:: Input
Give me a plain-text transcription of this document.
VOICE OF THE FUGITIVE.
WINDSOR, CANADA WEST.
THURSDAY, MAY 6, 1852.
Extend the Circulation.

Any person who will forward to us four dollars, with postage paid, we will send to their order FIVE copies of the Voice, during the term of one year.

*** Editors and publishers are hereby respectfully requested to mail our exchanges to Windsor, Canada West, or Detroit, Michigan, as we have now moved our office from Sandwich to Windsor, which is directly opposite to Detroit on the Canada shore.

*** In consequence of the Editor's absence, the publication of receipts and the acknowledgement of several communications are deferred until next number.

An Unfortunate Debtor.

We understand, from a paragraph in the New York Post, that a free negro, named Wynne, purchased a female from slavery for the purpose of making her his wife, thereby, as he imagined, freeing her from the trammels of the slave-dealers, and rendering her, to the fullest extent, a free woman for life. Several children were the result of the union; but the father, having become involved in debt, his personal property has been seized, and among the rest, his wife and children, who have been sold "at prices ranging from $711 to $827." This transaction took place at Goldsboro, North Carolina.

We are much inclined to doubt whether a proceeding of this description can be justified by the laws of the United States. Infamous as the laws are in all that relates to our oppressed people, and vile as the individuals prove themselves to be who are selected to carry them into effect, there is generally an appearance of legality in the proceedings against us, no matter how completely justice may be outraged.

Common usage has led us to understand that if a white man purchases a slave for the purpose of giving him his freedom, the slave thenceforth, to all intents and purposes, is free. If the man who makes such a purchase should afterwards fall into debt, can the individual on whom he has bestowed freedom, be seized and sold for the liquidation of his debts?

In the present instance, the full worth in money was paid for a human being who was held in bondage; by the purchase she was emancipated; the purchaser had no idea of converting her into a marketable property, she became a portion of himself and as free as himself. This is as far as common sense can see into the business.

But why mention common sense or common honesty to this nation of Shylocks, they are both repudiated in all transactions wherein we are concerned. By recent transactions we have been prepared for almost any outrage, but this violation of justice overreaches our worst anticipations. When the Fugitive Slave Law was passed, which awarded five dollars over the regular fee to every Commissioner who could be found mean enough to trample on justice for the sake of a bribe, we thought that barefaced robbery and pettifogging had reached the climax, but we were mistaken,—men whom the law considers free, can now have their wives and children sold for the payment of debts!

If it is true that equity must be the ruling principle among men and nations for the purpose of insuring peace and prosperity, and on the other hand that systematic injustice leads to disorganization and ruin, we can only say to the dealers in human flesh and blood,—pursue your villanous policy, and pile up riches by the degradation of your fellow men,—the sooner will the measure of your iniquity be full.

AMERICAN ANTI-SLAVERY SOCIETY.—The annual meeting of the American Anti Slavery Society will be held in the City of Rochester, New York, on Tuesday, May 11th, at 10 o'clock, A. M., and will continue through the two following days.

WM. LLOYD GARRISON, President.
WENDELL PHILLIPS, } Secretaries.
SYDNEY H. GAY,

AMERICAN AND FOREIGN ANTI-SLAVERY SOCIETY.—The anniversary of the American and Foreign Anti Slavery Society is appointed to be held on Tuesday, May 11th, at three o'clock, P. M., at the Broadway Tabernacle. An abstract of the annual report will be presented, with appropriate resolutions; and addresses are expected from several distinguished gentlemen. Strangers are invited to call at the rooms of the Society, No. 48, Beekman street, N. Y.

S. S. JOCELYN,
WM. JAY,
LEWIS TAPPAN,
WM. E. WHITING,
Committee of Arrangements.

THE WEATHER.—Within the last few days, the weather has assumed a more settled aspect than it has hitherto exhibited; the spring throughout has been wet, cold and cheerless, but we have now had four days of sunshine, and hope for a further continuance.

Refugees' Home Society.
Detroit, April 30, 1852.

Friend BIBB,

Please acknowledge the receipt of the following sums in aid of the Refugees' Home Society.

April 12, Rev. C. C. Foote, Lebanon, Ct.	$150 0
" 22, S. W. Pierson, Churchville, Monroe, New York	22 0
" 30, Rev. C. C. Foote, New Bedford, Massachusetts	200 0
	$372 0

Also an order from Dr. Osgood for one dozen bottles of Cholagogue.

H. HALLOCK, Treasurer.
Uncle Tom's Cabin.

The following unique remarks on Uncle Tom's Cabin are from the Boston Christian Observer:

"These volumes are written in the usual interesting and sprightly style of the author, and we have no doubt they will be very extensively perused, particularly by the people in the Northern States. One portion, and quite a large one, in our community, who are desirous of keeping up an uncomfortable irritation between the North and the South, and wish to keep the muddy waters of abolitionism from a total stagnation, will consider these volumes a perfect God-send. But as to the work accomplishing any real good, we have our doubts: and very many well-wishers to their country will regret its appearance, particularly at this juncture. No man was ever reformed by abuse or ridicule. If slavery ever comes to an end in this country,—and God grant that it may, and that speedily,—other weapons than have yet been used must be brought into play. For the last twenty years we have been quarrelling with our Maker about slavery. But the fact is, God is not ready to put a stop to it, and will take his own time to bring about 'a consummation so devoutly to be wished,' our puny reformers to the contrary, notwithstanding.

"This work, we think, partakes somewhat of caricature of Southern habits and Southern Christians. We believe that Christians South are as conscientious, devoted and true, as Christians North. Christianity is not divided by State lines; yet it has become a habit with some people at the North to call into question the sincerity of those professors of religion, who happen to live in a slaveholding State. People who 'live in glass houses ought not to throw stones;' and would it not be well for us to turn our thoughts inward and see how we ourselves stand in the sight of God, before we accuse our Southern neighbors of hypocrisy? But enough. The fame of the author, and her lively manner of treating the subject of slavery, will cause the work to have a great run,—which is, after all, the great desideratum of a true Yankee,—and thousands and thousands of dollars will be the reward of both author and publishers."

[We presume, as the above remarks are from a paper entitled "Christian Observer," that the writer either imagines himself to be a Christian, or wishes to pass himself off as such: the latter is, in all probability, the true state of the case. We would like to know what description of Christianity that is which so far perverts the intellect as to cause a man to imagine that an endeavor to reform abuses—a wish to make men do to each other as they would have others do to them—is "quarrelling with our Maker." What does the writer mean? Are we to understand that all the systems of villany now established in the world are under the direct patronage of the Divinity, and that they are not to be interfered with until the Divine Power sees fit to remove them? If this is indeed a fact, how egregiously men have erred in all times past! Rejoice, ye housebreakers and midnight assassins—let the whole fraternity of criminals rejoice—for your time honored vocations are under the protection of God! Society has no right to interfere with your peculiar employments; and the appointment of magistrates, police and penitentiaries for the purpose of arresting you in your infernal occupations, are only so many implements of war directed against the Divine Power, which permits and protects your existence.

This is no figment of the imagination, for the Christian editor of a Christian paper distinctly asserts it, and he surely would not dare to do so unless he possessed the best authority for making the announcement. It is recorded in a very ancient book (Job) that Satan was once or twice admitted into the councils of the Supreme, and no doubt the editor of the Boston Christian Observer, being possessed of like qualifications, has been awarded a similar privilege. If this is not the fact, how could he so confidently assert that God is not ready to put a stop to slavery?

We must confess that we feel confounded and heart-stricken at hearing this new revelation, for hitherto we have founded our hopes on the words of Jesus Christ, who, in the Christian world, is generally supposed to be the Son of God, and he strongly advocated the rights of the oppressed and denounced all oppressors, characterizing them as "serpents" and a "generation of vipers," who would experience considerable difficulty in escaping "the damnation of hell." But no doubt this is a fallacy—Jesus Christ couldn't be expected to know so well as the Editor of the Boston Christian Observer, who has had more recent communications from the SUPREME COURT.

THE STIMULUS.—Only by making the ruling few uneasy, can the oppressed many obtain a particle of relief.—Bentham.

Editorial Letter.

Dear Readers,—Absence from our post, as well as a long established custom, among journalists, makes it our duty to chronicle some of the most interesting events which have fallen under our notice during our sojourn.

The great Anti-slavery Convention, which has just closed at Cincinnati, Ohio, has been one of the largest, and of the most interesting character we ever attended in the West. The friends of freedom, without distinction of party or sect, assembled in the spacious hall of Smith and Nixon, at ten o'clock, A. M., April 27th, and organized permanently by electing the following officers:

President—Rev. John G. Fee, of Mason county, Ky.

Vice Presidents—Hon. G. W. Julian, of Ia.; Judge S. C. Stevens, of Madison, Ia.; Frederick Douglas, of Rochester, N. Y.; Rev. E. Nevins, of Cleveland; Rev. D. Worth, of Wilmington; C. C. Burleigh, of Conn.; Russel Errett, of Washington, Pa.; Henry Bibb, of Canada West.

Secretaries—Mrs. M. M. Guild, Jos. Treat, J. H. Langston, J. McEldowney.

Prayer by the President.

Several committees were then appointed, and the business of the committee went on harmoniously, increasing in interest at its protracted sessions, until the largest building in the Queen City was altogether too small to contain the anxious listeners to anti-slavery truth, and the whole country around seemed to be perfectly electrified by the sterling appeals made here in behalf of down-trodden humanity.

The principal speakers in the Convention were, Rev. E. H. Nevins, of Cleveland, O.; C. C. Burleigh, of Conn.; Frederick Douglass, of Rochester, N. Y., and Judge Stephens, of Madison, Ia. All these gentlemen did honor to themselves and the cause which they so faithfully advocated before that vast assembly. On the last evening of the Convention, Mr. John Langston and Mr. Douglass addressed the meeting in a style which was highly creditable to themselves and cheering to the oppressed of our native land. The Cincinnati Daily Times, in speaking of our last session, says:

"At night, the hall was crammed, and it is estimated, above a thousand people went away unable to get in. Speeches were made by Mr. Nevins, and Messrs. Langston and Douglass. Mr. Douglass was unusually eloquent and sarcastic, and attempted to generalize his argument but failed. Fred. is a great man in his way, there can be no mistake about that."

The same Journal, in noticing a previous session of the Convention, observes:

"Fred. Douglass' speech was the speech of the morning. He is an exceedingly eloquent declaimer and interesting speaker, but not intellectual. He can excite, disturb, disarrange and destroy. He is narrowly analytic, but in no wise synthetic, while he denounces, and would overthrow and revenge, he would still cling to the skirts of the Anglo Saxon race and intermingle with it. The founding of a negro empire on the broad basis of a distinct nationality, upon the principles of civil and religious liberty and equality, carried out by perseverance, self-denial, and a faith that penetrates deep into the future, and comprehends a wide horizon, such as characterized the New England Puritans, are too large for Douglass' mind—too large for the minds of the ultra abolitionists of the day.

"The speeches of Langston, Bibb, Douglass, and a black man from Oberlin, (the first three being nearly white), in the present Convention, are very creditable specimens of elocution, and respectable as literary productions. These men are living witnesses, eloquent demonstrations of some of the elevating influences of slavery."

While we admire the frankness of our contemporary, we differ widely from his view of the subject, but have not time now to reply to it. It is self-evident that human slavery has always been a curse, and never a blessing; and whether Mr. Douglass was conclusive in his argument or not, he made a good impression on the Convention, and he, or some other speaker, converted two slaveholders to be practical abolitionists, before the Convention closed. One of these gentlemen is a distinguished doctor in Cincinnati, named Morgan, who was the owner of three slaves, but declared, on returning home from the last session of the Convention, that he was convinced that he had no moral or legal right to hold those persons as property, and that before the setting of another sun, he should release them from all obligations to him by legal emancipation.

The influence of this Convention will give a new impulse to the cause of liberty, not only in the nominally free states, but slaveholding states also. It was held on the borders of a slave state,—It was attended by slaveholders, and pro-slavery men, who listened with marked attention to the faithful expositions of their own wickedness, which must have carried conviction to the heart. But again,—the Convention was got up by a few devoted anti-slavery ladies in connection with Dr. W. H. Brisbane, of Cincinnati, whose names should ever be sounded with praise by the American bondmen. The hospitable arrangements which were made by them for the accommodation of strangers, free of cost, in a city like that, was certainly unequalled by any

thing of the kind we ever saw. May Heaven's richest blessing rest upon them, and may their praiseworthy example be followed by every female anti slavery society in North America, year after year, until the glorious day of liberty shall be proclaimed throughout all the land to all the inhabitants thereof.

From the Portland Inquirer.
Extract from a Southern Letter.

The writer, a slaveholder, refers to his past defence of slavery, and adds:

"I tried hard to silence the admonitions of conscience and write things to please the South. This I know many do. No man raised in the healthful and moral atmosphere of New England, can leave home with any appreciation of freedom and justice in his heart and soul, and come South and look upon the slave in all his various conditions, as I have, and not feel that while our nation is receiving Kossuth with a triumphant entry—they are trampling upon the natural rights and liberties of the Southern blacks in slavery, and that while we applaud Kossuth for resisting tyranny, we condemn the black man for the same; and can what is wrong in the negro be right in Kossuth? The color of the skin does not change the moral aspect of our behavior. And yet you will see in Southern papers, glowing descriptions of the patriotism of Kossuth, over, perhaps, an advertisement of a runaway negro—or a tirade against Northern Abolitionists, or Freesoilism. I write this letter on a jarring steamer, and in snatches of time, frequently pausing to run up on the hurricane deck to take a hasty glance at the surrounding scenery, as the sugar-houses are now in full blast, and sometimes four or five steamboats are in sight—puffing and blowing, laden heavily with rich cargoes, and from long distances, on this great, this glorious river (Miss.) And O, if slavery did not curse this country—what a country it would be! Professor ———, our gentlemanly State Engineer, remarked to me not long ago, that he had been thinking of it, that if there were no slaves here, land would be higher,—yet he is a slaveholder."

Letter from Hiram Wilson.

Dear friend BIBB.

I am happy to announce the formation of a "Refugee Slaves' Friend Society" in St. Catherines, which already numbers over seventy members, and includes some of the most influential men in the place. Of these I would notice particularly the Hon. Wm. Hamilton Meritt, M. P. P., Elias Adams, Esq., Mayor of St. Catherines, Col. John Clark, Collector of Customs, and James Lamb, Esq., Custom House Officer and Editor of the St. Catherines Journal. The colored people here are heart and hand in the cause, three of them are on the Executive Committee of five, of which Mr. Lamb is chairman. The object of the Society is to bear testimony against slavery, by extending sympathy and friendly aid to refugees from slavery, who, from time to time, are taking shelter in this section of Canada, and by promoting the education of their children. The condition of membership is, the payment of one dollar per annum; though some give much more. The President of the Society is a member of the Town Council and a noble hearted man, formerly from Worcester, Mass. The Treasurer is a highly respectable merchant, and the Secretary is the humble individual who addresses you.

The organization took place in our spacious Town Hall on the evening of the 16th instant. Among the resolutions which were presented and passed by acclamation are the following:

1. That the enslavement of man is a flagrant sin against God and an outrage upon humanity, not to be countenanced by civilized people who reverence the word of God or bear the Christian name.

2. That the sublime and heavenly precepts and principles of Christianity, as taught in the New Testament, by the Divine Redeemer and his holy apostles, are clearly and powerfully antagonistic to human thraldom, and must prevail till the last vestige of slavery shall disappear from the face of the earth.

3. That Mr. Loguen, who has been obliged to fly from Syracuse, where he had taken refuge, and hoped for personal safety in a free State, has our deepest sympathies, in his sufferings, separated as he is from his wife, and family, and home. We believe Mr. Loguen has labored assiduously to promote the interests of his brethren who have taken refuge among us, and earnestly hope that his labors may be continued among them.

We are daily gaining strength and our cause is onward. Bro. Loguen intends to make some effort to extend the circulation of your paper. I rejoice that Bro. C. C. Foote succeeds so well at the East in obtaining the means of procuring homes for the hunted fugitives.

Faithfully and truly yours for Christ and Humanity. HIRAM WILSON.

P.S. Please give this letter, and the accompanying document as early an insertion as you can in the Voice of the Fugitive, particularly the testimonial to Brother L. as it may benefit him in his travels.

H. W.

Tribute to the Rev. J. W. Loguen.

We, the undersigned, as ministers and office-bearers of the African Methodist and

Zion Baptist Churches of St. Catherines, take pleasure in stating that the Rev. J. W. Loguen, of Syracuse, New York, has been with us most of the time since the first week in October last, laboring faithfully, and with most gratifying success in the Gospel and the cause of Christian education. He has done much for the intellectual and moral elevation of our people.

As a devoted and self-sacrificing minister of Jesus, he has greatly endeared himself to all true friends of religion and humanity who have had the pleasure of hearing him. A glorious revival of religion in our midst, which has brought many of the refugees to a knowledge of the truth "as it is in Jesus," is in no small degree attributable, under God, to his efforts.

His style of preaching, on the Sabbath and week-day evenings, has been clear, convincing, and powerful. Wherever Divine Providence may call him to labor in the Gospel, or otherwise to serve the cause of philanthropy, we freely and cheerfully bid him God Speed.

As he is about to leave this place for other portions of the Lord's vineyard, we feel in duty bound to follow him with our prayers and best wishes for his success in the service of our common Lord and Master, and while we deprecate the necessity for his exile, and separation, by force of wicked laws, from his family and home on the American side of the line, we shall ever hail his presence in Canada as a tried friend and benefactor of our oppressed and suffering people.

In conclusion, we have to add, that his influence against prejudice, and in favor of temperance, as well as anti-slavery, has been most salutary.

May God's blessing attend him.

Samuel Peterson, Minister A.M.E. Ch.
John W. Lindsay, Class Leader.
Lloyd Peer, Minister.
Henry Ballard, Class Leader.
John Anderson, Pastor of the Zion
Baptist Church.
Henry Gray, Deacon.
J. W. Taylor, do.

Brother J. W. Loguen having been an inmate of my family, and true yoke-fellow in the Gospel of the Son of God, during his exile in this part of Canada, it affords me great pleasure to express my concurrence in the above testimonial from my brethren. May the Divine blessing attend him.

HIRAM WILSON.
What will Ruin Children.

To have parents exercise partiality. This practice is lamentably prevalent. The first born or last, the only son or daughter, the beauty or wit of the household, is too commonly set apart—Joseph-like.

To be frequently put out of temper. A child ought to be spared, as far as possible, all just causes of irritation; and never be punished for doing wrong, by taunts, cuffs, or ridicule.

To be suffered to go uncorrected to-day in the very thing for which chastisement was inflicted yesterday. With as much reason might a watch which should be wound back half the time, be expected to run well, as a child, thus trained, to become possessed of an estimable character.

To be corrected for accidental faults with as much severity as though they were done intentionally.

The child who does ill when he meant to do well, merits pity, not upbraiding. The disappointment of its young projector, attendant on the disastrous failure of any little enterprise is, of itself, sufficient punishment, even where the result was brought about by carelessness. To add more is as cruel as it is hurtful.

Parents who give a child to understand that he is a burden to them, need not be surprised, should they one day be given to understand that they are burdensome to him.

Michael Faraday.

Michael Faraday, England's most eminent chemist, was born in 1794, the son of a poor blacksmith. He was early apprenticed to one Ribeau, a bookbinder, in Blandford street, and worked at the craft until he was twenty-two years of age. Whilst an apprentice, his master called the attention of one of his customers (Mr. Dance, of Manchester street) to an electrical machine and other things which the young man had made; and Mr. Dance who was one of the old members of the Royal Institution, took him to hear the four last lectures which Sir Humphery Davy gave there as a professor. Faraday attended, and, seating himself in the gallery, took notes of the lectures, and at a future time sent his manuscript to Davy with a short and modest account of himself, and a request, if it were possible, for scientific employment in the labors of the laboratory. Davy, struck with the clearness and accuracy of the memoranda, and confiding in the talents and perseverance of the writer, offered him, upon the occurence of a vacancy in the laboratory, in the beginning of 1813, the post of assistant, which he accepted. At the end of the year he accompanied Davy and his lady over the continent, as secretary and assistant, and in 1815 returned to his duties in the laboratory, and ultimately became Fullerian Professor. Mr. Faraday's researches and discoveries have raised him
::::
Aim =>
Write down every line of the data above that includes the string "Judge".

Answer for this exercise =>
Vice Presidents—Hon. G. W. Julian, of Ia.; Judge S. C. Stevens, of Madison, Ia.; Frederick Douglas, of Rochester, N. Y.; Rev. E. Nevins, of Cleveland; Rev. D. Worth, of Wilmington; C. C. Burleigh, of Conn.; Russel Errett, of Washington, Pa.; Henry Bibb, of Canada West.
The principal speakers in the Convention were, Rev. E. H. Nevins, of Cleveland, O.; C. C. Burleigh, of Conn.; Frederick Douglass, of Rochester, N. Y., and Judge Stephens, of Madison, Ia. All these gentlemen did honor to themselves and the cause which they so faithfully advocated before that vast assembly. On the last evening of the Convention, Mr. John Langston and Mr. Douglass addressed the meeting in a style which was highly creditable to themselves and cheering to the oppressed of our native land. The Cincinnati Daily Times, in speaking of our last session, says:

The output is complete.